# WHAT TO PRODUCE
Rewrite the items from their beginning through the line containing "The internal combustion", both ends included, replacing "hybrid vehicle" with "hybrid automobile" and leaving everything else unchanged. Give only those lines.

====

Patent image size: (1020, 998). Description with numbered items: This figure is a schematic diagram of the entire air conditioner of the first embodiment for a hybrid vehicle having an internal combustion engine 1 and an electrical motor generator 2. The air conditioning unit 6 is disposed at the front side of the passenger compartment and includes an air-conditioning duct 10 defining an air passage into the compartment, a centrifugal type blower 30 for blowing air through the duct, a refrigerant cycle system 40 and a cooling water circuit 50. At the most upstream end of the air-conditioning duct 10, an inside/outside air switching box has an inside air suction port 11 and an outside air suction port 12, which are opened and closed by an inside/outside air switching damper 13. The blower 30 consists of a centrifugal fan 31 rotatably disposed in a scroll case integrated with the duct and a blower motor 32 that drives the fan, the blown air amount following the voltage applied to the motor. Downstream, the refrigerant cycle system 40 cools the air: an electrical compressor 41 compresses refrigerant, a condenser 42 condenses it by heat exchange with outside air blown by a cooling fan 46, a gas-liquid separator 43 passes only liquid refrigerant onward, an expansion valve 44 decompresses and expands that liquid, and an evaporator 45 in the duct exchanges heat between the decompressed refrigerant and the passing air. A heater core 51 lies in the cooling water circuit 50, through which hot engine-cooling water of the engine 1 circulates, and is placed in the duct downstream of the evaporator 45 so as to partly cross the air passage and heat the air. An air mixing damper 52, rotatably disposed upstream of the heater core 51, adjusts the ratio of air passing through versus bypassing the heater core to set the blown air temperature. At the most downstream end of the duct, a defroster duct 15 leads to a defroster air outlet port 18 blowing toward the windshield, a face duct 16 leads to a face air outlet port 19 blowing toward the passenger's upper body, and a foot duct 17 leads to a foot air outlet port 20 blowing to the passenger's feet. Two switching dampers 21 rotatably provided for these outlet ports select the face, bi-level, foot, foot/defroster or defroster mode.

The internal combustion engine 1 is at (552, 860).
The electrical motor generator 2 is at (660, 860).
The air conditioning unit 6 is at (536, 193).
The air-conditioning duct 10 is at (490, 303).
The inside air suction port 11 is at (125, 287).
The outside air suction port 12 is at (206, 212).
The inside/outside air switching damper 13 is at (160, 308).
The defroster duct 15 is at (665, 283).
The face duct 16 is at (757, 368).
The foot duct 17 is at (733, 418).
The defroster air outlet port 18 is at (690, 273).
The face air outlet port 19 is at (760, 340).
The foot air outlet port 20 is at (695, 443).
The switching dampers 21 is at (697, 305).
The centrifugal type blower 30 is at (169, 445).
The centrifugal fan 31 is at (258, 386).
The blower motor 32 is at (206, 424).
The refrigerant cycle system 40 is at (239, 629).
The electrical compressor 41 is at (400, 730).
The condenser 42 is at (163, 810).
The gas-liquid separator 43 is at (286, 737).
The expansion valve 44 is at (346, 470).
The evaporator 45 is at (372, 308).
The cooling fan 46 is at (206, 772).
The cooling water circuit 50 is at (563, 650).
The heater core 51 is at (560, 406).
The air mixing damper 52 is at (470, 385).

====

# ANSWER TO THE PROBLEM
Patent image size: (1020, 998). Description with numbered items: This figure is a schematic diagram of the entire air conditioner of the first embodiment for a hybrid automobile having an internal combustion engine 1 and an electrical motor generator 2. The air conditioning unit 6 is disposed at the front side of the passenger compartment and includes an air-conditioning duct 10 defining an air passage into the compartment, a centrifugal type blower 30 for blowing air through the duct, a refrigerant cycle system 40 and a cooling water circuit 50. At the most upstream end of the air-conditioning duct 10, an inside/outside air switching box has an inside air suction port 11 and an outside air suction port 12, which are opened and closed by an inside/outside air switching damper 13. The blower 30 consists of a centrifugal fan 31 rotatably disposed in a scroll case integrated with the duct and a blower motor 32 that drives the fan, the blown air amount following the voltage applied to the motor. Downstream, the refrigerant cycle system 40 cools the air: an electrical compressor 41 compresses refrigerant, a condenser 42 condenses it by heat exchange with outside air blown by a cooling fan 46, a gas-liquid separator 43 passes only liquid refrigerant onward, an expansion valve 44 decompresses and expands that liquid, and an evaporator 45 in the duct exchanges heat between the decompressed refrigerant and the passing air. A heater core 51 lies in the cooling water circuit 50, through which hot engine-cooling water of the engine 1 circulates, and is placed in the duct downstream of the evaporator 45 so as to partly cross the air passage and heat the air. An air mixing damper 52, rotatably disposed upstream of the heater core 51, adjusts the ratio of air passing through versus bypassing the heater core to set the blown air temperature. At the most downstream end of the duct, a defroster duct 15 leads to a defroster air outlet port 18 blowing toward the windshield, a face duct 16 leads to a face air outlet port 19 blowing toward the passenger's upper body, and a foot duct 17 leads to a foot air outlet port 20 blowing to the passenger's feet. Two switching dampers 21 rotatably provided for these outlet ports select the face, bi-level, foot, foot/defroster or defroster mode.

The internal combustion engine 1 is at (552, 860).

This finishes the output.